---------- Data records

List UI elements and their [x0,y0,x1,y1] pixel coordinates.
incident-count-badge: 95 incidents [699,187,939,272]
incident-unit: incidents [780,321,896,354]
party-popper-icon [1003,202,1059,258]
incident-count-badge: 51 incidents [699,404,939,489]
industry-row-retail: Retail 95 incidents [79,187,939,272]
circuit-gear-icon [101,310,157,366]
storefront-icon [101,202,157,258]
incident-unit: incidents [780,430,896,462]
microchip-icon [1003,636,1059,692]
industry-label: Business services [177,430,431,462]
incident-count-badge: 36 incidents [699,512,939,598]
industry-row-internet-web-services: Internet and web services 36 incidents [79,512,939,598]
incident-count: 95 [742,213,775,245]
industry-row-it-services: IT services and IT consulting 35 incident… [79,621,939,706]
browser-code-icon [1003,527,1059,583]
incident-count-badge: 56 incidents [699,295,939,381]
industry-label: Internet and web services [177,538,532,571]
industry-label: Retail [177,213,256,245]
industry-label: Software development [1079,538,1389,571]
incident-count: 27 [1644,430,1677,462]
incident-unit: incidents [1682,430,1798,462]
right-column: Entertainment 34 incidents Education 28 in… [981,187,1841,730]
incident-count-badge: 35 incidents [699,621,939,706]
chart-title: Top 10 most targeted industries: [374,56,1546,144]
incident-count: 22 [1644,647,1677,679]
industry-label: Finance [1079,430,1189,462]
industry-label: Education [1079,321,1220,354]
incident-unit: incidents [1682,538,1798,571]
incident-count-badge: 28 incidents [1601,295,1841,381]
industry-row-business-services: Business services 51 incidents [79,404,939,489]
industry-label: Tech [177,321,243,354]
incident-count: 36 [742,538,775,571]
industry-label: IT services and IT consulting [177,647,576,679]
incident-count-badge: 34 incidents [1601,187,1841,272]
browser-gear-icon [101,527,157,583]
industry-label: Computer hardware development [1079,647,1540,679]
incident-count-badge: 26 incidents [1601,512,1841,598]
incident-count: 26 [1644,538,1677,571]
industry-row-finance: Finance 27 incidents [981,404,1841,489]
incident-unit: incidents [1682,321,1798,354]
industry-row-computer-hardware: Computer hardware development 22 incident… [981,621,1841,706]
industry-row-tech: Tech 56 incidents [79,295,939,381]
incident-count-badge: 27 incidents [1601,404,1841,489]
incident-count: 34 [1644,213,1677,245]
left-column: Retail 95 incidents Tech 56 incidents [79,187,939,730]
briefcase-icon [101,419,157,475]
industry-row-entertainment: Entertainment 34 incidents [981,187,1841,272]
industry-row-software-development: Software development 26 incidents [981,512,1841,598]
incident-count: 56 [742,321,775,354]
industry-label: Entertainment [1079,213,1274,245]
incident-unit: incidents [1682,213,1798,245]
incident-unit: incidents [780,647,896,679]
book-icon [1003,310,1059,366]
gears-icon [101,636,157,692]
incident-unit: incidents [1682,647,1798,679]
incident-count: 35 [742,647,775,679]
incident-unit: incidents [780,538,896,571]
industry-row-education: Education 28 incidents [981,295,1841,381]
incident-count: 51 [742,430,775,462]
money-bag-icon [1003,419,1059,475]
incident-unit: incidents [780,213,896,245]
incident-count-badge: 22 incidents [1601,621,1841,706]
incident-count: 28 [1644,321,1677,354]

--------------------

What this task involves
Rewrite the data from the first line through the line containing "industry-row-it-services: IT services", changing "storefront-icon" to "shop-icon" and leaving everything else unchanged.

Finished exercise
List UI elements and their [x0,y0,x1,y1] pixel coordinates.
incident-count-badge: 95 incidents [699,187,939,272]
incident-unit: incidents [780,321,896,354]
party-popper-icon [1003,202,1059,258]
incident-count-badge: 51 incidents [699,404,939,489]
industry-row-retail: Retail 95 incidents [79,187,939,272]
circuit-gear-icon [101,310,157,366]
shop-icon [101,202,157,258]
incident-unit: incidents [780,430,896,462]
microchip-icon [1003,636,1059,692]
industry-label: Business services [177,430,431,462]
incident-count-badge: 36 incidents [699,512,939,598]
industry-row-internet-web-services: Internet and web services 36 incidents [79,512,939,598]
incident-count: 95 [742,213,775,245]
industry-row-it-services: IT services and IT consulting 35 incident… [79,621,939,706]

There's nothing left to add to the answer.